→ WRITTEN PROBLEM:
Work through the following lines and count those that hold the word "فیله". Reply with that number only.

++++ PROVIDED DATA ++++

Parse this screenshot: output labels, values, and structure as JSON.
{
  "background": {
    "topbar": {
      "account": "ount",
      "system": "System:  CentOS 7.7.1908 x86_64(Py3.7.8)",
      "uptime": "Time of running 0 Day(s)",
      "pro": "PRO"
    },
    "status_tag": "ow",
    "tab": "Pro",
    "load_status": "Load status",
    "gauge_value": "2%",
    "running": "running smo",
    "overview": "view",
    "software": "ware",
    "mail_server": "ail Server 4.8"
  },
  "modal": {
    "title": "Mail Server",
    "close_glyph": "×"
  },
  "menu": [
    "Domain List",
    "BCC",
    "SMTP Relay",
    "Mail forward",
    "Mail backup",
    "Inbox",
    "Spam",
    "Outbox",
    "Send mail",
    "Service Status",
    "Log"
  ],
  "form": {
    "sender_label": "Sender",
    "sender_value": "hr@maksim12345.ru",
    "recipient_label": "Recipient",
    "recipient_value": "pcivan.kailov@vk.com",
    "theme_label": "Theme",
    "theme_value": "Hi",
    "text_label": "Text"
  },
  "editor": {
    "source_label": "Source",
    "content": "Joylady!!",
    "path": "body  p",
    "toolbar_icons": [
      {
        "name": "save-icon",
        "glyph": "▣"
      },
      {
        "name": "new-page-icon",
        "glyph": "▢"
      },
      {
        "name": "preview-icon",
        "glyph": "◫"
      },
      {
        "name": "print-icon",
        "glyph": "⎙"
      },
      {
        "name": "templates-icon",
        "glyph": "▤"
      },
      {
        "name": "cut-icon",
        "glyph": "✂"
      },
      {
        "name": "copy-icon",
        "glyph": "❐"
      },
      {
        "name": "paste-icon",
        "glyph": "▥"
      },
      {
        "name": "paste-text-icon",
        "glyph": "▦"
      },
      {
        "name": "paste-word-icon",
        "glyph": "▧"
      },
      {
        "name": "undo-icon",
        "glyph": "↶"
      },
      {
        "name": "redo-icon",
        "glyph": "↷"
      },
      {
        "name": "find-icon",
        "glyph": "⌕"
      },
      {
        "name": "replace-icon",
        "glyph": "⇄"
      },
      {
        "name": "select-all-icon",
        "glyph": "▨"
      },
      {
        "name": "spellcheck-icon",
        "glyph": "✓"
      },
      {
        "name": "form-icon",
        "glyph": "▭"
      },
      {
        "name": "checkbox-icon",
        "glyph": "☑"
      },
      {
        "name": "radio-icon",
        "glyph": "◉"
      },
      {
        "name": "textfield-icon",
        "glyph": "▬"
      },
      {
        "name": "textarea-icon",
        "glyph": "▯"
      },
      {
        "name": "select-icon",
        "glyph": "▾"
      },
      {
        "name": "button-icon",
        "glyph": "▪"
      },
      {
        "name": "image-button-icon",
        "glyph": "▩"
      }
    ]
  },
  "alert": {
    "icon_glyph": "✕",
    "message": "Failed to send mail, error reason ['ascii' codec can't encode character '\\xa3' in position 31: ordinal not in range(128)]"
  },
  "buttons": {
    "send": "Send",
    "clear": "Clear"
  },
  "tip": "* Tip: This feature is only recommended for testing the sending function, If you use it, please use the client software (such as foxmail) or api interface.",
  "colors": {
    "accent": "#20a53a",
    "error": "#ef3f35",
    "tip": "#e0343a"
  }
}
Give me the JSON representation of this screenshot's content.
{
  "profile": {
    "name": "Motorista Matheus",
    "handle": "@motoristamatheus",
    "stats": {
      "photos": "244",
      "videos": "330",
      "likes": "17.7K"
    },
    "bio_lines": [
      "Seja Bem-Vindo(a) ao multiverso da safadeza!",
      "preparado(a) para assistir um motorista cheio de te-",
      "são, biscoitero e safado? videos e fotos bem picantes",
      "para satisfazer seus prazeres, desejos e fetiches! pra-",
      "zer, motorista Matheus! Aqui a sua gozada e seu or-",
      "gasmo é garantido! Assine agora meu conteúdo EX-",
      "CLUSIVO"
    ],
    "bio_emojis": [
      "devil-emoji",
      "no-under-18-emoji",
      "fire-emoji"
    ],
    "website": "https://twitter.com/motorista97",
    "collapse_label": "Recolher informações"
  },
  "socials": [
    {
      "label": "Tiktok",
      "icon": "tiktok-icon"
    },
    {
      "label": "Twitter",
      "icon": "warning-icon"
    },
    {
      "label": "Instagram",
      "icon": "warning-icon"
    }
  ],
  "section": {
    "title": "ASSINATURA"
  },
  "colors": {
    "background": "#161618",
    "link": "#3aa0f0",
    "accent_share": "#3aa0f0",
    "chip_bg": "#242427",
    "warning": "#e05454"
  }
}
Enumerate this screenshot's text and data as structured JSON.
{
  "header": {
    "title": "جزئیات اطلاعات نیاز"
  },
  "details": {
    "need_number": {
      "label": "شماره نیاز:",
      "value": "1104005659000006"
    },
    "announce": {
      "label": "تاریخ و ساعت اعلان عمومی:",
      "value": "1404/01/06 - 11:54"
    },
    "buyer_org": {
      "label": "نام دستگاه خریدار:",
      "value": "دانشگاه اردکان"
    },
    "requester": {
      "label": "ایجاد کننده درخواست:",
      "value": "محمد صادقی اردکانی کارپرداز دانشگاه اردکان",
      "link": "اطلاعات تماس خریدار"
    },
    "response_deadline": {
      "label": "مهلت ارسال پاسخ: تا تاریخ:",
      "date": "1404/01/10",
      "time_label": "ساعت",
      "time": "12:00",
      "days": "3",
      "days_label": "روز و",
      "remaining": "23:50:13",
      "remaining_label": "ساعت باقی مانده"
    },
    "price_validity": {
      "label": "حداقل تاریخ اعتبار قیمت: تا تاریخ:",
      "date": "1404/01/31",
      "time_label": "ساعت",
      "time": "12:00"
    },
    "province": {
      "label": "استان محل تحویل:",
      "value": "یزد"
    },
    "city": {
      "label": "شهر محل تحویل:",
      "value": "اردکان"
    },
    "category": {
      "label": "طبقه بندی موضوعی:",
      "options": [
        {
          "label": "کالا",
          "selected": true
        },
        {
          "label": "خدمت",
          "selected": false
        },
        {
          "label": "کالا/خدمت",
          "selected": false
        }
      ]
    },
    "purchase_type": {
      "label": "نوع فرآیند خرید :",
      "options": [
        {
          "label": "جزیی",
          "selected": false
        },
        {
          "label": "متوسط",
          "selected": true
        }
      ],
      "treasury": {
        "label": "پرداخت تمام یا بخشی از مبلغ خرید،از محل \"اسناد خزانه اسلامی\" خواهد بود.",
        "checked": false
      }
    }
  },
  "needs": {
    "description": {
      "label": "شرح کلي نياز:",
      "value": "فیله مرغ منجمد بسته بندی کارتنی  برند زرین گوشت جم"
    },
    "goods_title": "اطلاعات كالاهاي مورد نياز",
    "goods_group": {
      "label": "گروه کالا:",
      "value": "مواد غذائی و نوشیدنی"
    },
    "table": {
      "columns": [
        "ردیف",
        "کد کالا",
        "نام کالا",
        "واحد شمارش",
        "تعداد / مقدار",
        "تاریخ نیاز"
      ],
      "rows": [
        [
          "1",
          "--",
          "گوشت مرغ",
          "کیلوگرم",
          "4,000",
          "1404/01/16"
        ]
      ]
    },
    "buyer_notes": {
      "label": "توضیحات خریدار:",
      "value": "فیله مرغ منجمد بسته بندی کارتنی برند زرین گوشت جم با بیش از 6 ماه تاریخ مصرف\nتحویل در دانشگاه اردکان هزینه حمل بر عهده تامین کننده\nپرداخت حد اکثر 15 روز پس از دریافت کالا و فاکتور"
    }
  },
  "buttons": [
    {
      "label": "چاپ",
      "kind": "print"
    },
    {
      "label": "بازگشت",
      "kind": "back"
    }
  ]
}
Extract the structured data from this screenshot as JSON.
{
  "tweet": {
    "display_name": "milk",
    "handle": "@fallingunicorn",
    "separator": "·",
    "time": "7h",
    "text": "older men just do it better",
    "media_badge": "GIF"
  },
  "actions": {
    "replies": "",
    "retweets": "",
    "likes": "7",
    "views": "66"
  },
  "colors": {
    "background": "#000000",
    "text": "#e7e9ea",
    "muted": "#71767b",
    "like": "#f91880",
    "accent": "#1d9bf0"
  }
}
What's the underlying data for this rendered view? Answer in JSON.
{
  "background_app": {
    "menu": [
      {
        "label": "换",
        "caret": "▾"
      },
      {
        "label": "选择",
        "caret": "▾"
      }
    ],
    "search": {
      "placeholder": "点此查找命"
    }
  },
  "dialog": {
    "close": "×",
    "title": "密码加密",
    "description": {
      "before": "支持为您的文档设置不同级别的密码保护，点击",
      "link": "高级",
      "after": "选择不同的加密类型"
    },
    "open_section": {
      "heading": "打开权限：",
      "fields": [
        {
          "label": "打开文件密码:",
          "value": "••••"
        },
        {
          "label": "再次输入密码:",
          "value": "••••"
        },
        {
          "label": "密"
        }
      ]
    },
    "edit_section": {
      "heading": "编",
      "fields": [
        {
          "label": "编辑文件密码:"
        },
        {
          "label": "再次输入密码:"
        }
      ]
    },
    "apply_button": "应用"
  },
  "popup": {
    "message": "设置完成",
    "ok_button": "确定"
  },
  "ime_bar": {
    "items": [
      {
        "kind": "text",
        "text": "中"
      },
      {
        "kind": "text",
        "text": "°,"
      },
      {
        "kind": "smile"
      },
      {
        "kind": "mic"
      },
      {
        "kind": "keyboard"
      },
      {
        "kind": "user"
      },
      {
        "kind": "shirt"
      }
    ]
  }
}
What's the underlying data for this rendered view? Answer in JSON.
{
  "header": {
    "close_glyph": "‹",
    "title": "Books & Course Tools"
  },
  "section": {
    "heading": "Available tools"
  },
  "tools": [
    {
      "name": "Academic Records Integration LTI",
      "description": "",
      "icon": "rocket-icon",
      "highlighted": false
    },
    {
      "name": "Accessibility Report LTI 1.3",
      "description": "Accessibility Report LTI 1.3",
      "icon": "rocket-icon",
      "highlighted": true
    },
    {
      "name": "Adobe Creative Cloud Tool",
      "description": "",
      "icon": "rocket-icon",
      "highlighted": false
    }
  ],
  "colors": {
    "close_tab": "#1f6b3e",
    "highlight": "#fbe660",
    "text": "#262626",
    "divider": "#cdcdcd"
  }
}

++++

→ OUTPUT OF THE TASK:
2